#### PROVIDED INFORMATION ####

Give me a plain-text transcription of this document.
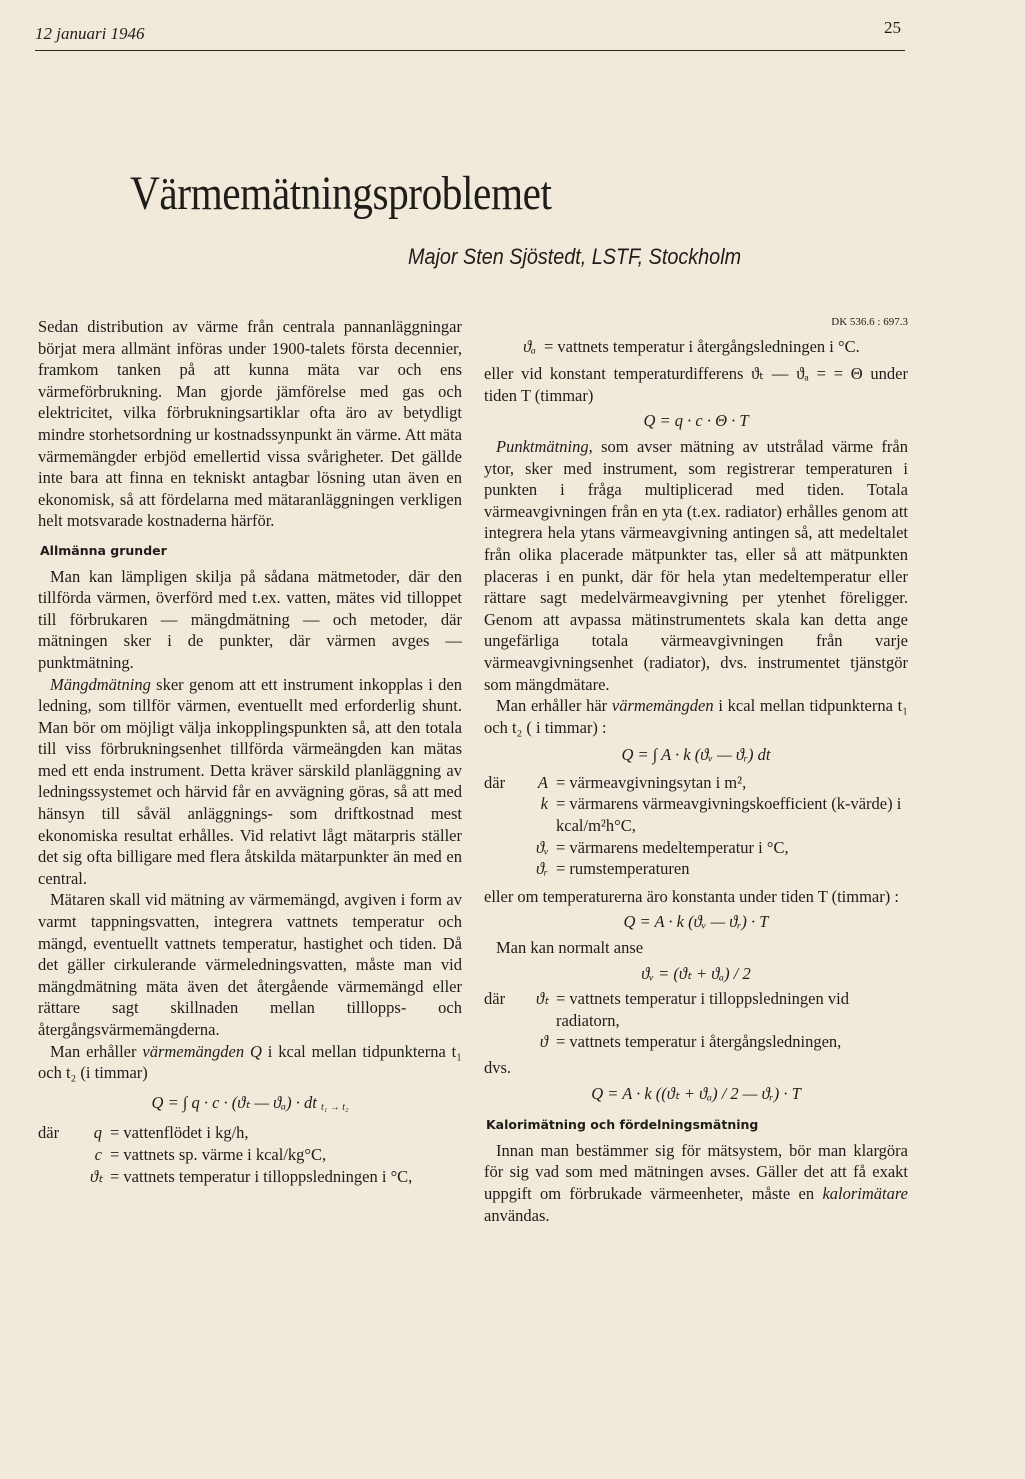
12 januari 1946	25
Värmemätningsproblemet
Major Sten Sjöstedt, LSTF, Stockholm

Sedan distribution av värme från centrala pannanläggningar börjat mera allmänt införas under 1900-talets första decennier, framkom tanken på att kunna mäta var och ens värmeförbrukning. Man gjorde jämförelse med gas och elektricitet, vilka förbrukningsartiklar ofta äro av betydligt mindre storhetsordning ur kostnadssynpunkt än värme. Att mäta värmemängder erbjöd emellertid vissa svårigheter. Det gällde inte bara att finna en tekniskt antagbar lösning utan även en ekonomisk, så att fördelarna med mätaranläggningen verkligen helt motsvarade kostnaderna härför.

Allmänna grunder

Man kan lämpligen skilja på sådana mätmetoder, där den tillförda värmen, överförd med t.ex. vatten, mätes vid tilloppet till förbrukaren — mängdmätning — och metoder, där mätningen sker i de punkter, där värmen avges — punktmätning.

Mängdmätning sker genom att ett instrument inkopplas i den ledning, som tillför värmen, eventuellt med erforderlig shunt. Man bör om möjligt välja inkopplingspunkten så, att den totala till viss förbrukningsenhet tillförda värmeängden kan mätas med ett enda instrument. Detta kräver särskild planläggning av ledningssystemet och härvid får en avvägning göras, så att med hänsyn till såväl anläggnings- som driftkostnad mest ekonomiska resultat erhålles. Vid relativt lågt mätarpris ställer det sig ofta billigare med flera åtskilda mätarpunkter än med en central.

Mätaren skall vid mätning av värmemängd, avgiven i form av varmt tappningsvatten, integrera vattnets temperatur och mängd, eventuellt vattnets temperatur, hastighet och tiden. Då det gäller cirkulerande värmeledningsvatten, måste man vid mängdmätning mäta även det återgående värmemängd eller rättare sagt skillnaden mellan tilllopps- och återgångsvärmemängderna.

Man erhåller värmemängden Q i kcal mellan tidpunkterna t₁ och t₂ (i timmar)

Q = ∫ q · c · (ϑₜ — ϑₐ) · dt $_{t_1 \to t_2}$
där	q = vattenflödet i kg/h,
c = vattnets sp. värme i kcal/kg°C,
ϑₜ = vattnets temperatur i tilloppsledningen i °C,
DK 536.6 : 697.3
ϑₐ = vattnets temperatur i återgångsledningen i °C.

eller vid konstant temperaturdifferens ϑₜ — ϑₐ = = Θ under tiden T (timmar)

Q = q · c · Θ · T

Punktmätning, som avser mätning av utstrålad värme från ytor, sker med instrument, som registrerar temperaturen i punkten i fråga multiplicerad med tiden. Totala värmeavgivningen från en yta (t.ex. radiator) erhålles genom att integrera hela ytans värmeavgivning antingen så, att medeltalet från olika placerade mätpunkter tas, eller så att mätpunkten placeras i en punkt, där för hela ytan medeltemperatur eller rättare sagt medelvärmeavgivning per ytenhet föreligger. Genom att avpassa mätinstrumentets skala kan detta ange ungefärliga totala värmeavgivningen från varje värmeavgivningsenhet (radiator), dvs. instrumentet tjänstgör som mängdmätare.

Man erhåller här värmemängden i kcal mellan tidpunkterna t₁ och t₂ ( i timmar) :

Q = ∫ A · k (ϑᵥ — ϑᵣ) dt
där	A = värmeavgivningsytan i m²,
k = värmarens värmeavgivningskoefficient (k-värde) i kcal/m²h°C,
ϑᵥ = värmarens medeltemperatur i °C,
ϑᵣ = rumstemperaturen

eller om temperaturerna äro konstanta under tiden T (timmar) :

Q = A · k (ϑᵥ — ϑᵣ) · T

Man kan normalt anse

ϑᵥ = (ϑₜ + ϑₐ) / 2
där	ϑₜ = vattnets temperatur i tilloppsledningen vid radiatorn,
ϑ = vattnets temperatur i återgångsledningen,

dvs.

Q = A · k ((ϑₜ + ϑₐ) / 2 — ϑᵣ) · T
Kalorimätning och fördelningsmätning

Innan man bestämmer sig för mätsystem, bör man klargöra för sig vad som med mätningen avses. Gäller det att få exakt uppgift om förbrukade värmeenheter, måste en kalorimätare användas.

####
#### PROVIDED INFORMATION ####

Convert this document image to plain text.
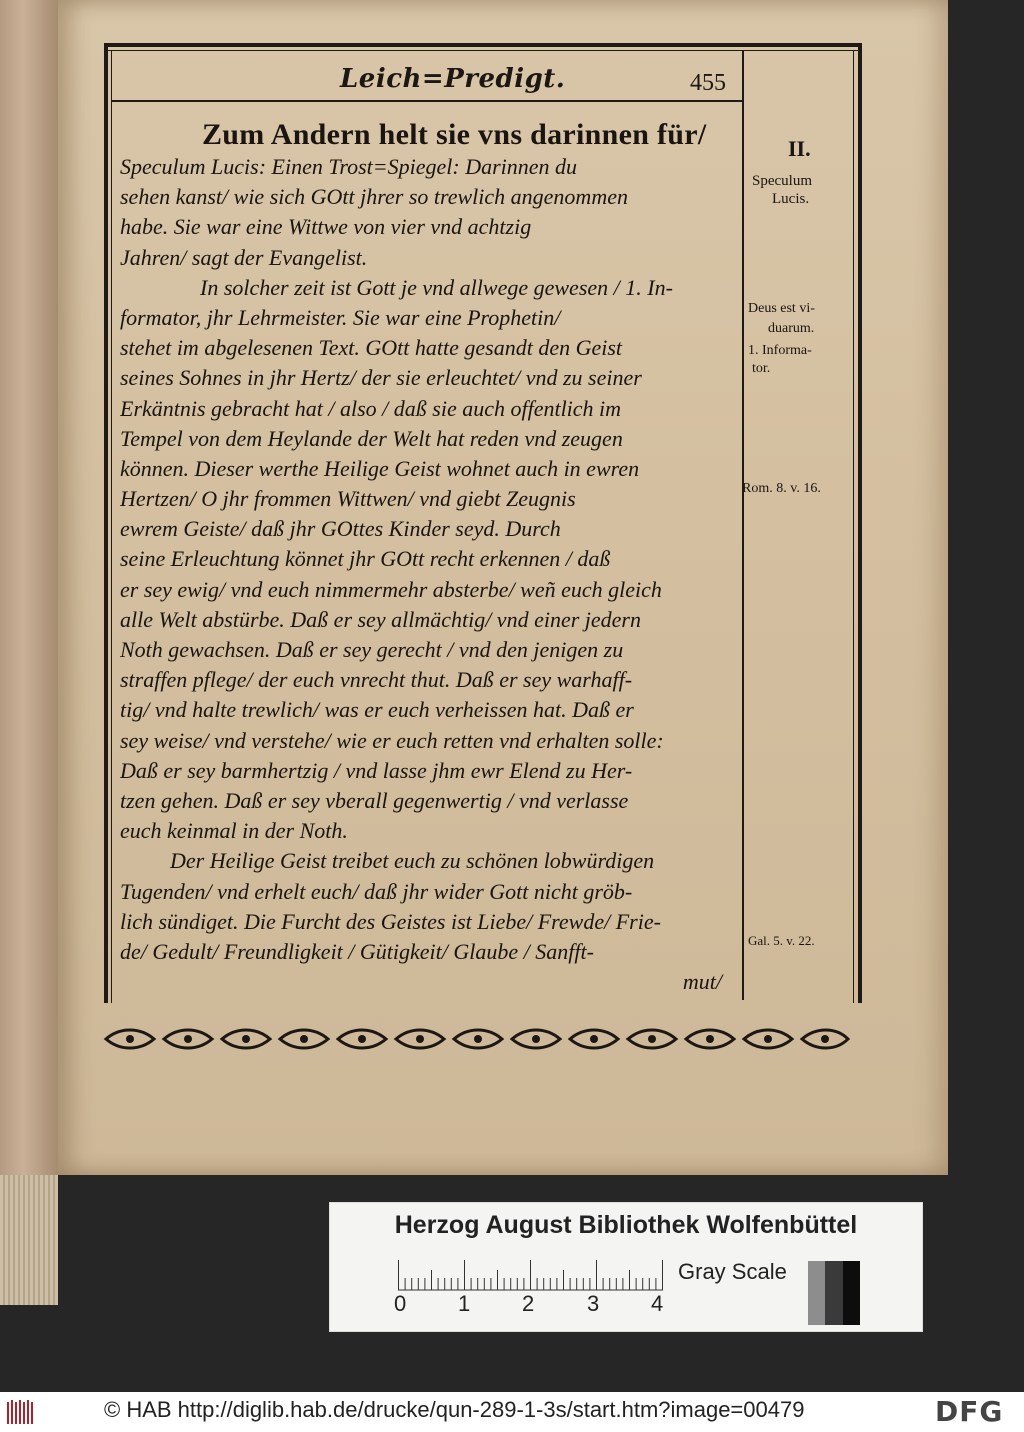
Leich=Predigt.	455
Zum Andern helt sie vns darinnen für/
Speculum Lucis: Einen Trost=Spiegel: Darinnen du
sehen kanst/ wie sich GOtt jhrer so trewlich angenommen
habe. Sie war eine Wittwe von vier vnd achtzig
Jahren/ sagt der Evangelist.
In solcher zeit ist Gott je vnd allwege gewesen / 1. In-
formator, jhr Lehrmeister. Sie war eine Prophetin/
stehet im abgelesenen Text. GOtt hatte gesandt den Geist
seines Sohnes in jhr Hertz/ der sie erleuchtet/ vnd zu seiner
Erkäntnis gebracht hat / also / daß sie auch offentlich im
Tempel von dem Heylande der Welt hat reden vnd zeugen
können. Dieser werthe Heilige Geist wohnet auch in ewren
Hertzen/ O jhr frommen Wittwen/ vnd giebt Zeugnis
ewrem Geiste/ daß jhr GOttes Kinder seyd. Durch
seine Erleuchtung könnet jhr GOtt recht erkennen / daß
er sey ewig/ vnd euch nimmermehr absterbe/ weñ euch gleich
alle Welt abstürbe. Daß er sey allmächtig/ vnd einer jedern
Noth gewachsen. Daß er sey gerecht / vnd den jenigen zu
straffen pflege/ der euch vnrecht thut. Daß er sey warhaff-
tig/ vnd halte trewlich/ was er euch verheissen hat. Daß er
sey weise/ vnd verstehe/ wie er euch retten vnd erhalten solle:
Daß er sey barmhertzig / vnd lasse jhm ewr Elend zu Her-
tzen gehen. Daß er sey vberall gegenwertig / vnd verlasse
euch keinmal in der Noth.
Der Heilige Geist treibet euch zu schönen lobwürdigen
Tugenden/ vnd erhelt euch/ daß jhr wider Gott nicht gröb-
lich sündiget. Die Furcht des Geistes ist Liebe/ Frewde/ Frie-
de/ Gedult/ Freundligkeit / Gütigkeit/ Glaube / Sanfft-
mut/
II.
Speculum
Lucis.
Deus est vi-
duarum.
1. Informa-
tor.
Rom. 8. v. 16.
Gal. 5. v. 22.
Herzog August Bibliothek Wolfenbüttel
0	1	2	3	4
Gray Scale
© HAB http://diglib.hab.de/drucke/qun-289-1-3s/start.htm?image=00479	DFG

####

▸ **TASK DIRECTIONS**
Filter the entries by the string "Lucis" and copy each matching line.

▸ **RESULT FOR THIS EXERCISE**
Speculum Lucis: Einen Trost=Spiegel: Darinnen du
Lucis.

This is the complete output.